Excerpt from a dataset
--- START ---

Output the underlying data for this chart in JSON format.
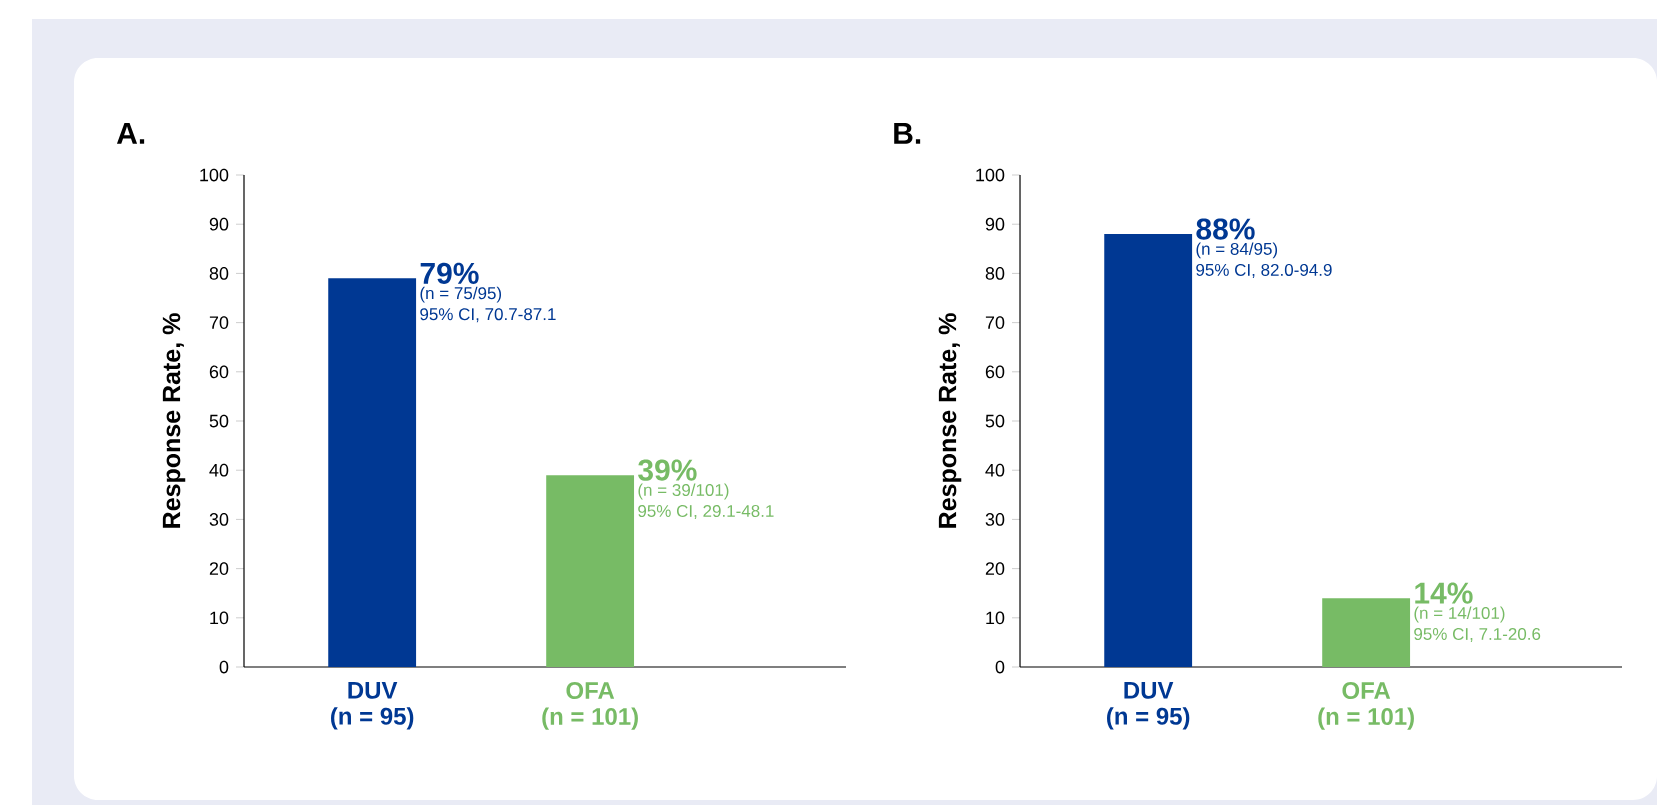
{
  "chart_data": [
    {
      "type": "bar",
      "title": "A.",
      "ylabel": "Response Rate, %",
      "categories": [
        "DUV (n = 95)",
        "OFA (n = 101)"
      ],
      "values": [
        79,
        39
      ],
      "colors": [
        "#003893",
        "#77bb65"
      ],
      "ylim": [
        0,
        100
      ],
      "yticks": [
        0,
        10,
        20,
        30,
        40,
        50,
        60,
        70,
        80,
        90,
        100
      ],
      "annotations": [
        {
          "text": "79%",
          "x": "DUV (n = 95)",
          "y": 79
        },
        {
          "text": "(n = 75/95) 95% CI, 70.7-87.1",
          "x": "DUV (n = 95)",
          "y": 79
        },
        {
          "text": "39%",
          "x": "OFA (n = 101)",
          "y": 39
        },
        {
          "text": "(n = 39/101) 95% CI, 29.1-48.1",
          "x": "OFA (n = 101)",
          "y": 39
        }
      ]
    },
    {
      "type": "bar",
      "title": "B.",
      "ylabel": "Response Rate, %",
      "categories": [
        "DUV (n = 95)",
        "OFA (n = 101)"
      ],
      "values": [
        88,
        14
      ],
      "colors": [
        "#003893",
        "#77bb65"
      ],
      "ylim": [
        0,
        100
      ],
      "yticks": [
        0,
        10,
        20,
        30,
        40,
        50,
        60,
        70,
        80,
        90,
        100
      ],
      "annotations": [
        {
          "text": "88%",
          "x": "DUV (n = 95)",
          "y": 88
        },
        {
          "text": "(n = 84/95) 95% CI, 82.0-94.9",
          "x": "DUV (n = 95)",
          "y": 88
        },
        {
          "text": "14%",
          "x": "OFA (n = 101)",
          "y": 14
        },
        {
          "text": "(n = 14/101) 95% CI, 7.1-20.6",
          "x": "OFA (n = 101)",
          "y": 14
        }
      ]
    }
  ]
}
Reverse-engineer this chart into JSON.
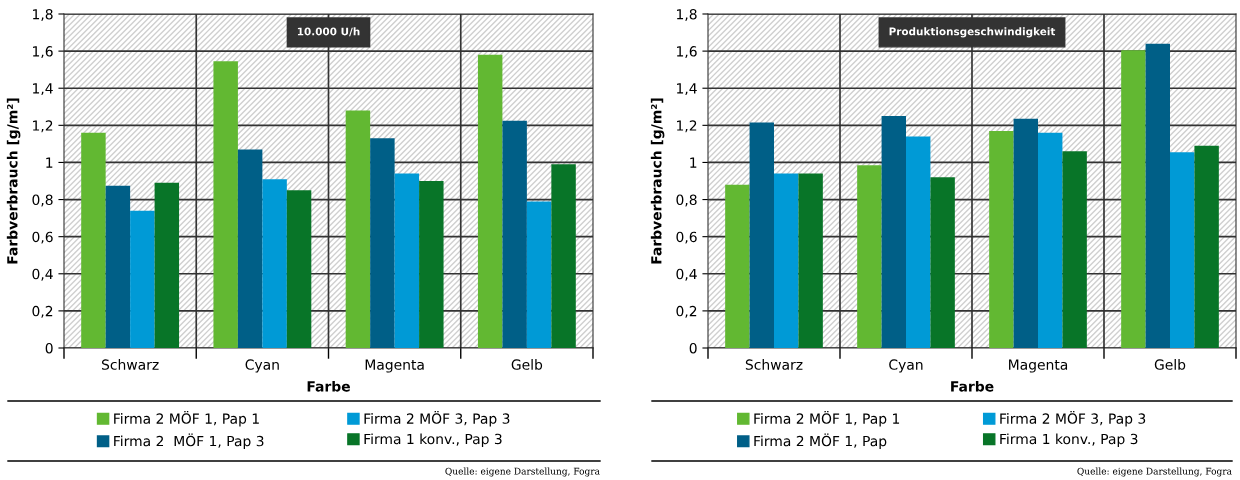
{
  "chart_data": [
    {
      "type": "bar",
      "title": "10.000 U/h",
      "xlabel": "Farbe",
      "ylabel": "Farbverbrauch [g/m²]",
      "categories": [
        "Schwarz",
        "Cyan",
        "Magenta",
        "Gelb"
      ],
      "series": [
        {
          "name": "Firma 2 MÖF 1, Pap 1",
          "color": "#62b832",
          "values": [
            1.16,
            1.545,
            1.28,
            1.58
          ]
        },
        {
          "name": "Firma 2  MÖF 1, Pap 3",
          "color": "#005f87",
          "values": [
            0.875,
            1.07,
            1.13,
            1.225
          ]
        },
        {
          "name": "Firma 2 MÖF 3, Pap 3",
          "color": "#009ad6",
          "values": [
            0.74,
            0.91,
            0.94,
            0.79
          ]
        },
        {
          "name": "Firma 1 konv., Pap 3",
          "color": "#087528",
          "values": [
            0.89,
            0.85,
            0.9,
            0.99
          ]
        }
      ],
      "ylim": [
        0,
        1.8
      ],
      "yticks": [
        {
          "value": 0,
          "label": "0"
        },
        {
          "value": 0.2,
          "label": "0,2"
        },
        {
          "value": 0.4,
          "label": "0,4"
        },
        {
          "value": 0.6,
          "label": "0,6"
        },
        {
          "value": 0.8,
          "label": "0,8"
        },
        {
          "value": 1,
          "label": "1"
        },
        {
          "value": 1.2,
          "label": "1,2"
        },
        {
          "value": 1.4,
          "label": "1,4"
        },
        {
          "value": 1.6,
          "label": "1,6"
        },
        {
          "value": 1.8,
          "label": "1,8"
        }
      ],
      "grid": true,
      "legend": "bottom",
      "annotations": [
        "Quelle: eigene Darstellung, Fogra"
      ]
    },
    {
      "type": "bar",
      "title": "Produktionsgeschwindigkeit",
      "xlabel": "Farbe",
      "ylabel": "Farbverbrauch [g/m²]",
      "categories": [
        "Schwarz",
        "Cyan",
        "Magenta",
        "Gelb"
      ],
      "series": [
        {
          "name": "Firma 2 MÖF 1, Pap 1",
          "color": "#62b832",
          "values": [
            0.88,
            0.985,
            1.17,
            1.605
          ]
        },
        {
          "name": "Firma 2 MÖF 1, Pap",
          "color": "#005f87",
          "values": [
            1.215,
            1.25,
            1.235,
            1.64
          ]
        },
        {
          "name": "Firma 2 MÖF 3, Pap 3",
          "color": "#009ad6",
          "values": [
            0.94,
            1.14,
            1.16,
            1.055
          ]
        },
        {
          "name": "Firma 1 konv., Pap 3",
          "color": "#087528",
          "values": [
            0.94,
            0.92,
            1.06,
            1.09
          ]
        }
      ],
      "ylim": [
        0,
        1.8
      ],
      "yticks": [
        {
          "value": 0,
          "label": "0"
        },
        {
          "value": 0.2,
          "label": "0,2"
        },
        {
          "value": 0.4,
          "label": "0,4"
        },
        {
          "value": 0.6,
          "label": "0,6"
        },
        {
          "value": 0.8,
          "label": "0,8"
        },
        {
          "value": 1,
          "label": "1"
        },
        {
          "value": 1.2,
          "label": "1,2"
        },
        {
          "value": 1.4,
          "label": "1,4"
        },
        {
          "value": 1.6,
          "label": "1,6"
        },
        {
          "value": 1.8,
          "label": "1,8"
        }
      ],
      "grid": true,
      "legend": "bottom",
      "annotations": [
        "Quelle: eigene Darstellung, Fogra"
      ]
    }
  ]
}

--- END ---

→ Exercise goal
Give back each entry exactly as it appears, with no pictures.

→ Answer to the exercise
Output the underlying data for this chart in JSON format.
{
  "chart_data": [
    {
      "type": "bar",
      "title": "A.",
      "ylabel": "Response Rate, %",
      "categories": [
        "DUV (n = 95)",
        "OFA (n = 101)"
      ],
      "values": [
        79,
        39
      ],
      "colors": [
        "#003893",
        "#77bb65"
      ],
      "ylim": [
        0,
        100
      ],
      "yticks": [
        0,
        10,
        20,
        30,
        40,
        50,
        60,
        70,
        80,
        90,
        100
      ],
      "annotations": [
        {
          "text": "79%",
          "x": "DUV (n = 95)",
          "y": 79
        },
        {
          "text": "(n = 75/95) 95% CI, 70.7-87.1",
          "x": "DUV (n = 95)",
          "y": 79
        },
        {
          "text": "39%",
          "x": "OFA (n = 101)",
          "y": 39
        },
        {
          "text": "(n = 39/101) 95% CI, 29.1-48.1",
          "x": "OFA (n = 101)",
          "y": 39
        }
      ]
    },
    {
      "type": "bar",
      "title": "B.",
      "ylabel": "Response Rate, %",
      "categories": [
        "DUV (n = 95)",
        "OFA (n = 101)"
      ],
      "values": [
        88,
        14
      ],
      "colors": [
        "#003893",
        "#77bb65"
      ],
      "ylim": [
        0,
        100
      ],
      "yticks": [
        0,
        10,
        20,
        30,
        40,
        50,
        60,
        70,
        80,
        90,
        100
      ],
      "annotations": [
        {
          "text": "88%",
          "x": "DUV (n = 95)",
          "y": 88
        },
        {
          "text": "(n = 84/95) 95% CI, 82.0-94.9",
          "x": "DUV (n = 95)",
          "y": 88
        },
        {
          "text": "14%",
          "x": "OFA (n = 101)",
          "y": 14
        },
        {
          "text": "(n = 14/101) 95% CI, 7.1-20.6",
          "x": "OFA (n = 101)",
          "y": 14
        }
      ]
    }
  ]
}
Reverse-engineer this chart into JSON.
{
  "chart_data": [
    {
      "type": "bar",
      "title": "10.000 U/h",
      "xlabel": "Farbe",
      "ylabel": "Farbverbrauch [g/m²]",
      "categories": [
        "Schwarz",
        "Cyan",
        "Magenta",
        "Gelb"
      ],
      "series": [
        {
          "name": "Firma 2 MÖF 1, Pap 1",
          "color": "#62b832",
          "values": [
            1.16,
            1.545,
            1.28,
            1.58
          ]
        },
        {
          "name": "Firma 2  MÖF 1, Pap 3",
          "color": "#005f87",
          "values": [
            0.875,
            1.07,
            1.13,
            1.225
          ]
        },
        {
          "name": "Firma 2 MÖF 3, Pap 3",
          "color": "#009ad6",
          "values": [
            0.74,
            0.91,
            0.94,
            0.79
          ]
        },
        {
          "name": "Firma 1 konv., Pap 3",
          "color": "#087528",
          "values": [
            0.89,
            0.85,
            0.9,
            0.99
          ]
        }
      ],
      "ylim": [
        0,
        1.8
      ],
      "yticks": [
        {
          "value": 0,
          "label": "0"
        },
        {
          "value": 0.2,
          "label": "0,2"
        },
        {
          "value": 0.4,
          "label": "0,4"
        },
        {
          "value": 0.6,
          "label": "0,6"
        },
        {
          "value": 0.8,
          "label": "0,8"
        },
        {
          "value": 1,
          "label": "1"
        },
        {
          "value": 1.2,
          "label": "1,2"
        },
        {
          "value": 1.4,
          "label": "1,4"
        },
        {
          "value": 1.6,
          "label": "1,6"
        },
        {
          "value": 1.8,
          "label": "1,8"
        }
      ],
      "grid": true,
      "legend": "bottom",
      "annotations": [
        "Quelle: eigene Darstellung, Fogra"
      ]
    },
    {
      "type": "bar",
      "title": "Produktionsgeschwindigkeit",
      "xlabel": "Farbe",
      "ylabel": "Farbverbrauch [g/m²]",
      "categories": [
        "Schwarz",
        "Cyan",
        "Magenta",
        "Gelb"
      ],
      "series": [
        {
          "name": "Firma 2 MÖF 1, Pap 1",
          "color": "#62b832",
          "values": [
            0.88,
            0.985,
            1.17,
            1.605
          ]
        },
        {
          "name": "Firma 2 MÖF 1, Pap",
          "color": "#005f87",
          "values": [
            1.215,
            1.25,
            1.235,
            1.64
          ]
        },
        {
          "name": "Firma 2 MÖF 3, Pap 3",
          "color": "#009ad6",
          "values": [
            0.94,
            1.14,
            1.16,
            1.055
          ]
        },
        {
          "name": "Firma 1 konv., Pap 3",
          "color": "#087528",
          "values": [
            0.94,
            0.92,
            1.06,
            1.09
          ]
        }
      ],
      "ylim": [
        0,
        1.8
      ],
      "yticks": [
        {
          "value": 0,
          "label": "0"
        },
        {
          "value": 0.2,
          "label": "0,2"
        },
        {
          "value": 0.4,
          "label": "0,4"
        },
        {
          "value": 0.6,
          "label": "0,6"
        },
        {
          "value": 0.8,
          "label": "0,8"
        },
        {
          "value": 1,
          "label": "1"
        },
        {
          "value": 1.2,
          "label": "1,2"
        },
        {
          "value": 1.4,
          "label": "1,4"
        },
        {
          "value": 1.6,
          "label": "1,6"
        },
        {
          "value": 1.8,
          "label": "1,8"
        }
      ],
      "grid": true,
      "legend": "bottom",
      "annotations": [
        "Quelle: eigene Darstellung, Fogra"
      ]
    }
  ]
}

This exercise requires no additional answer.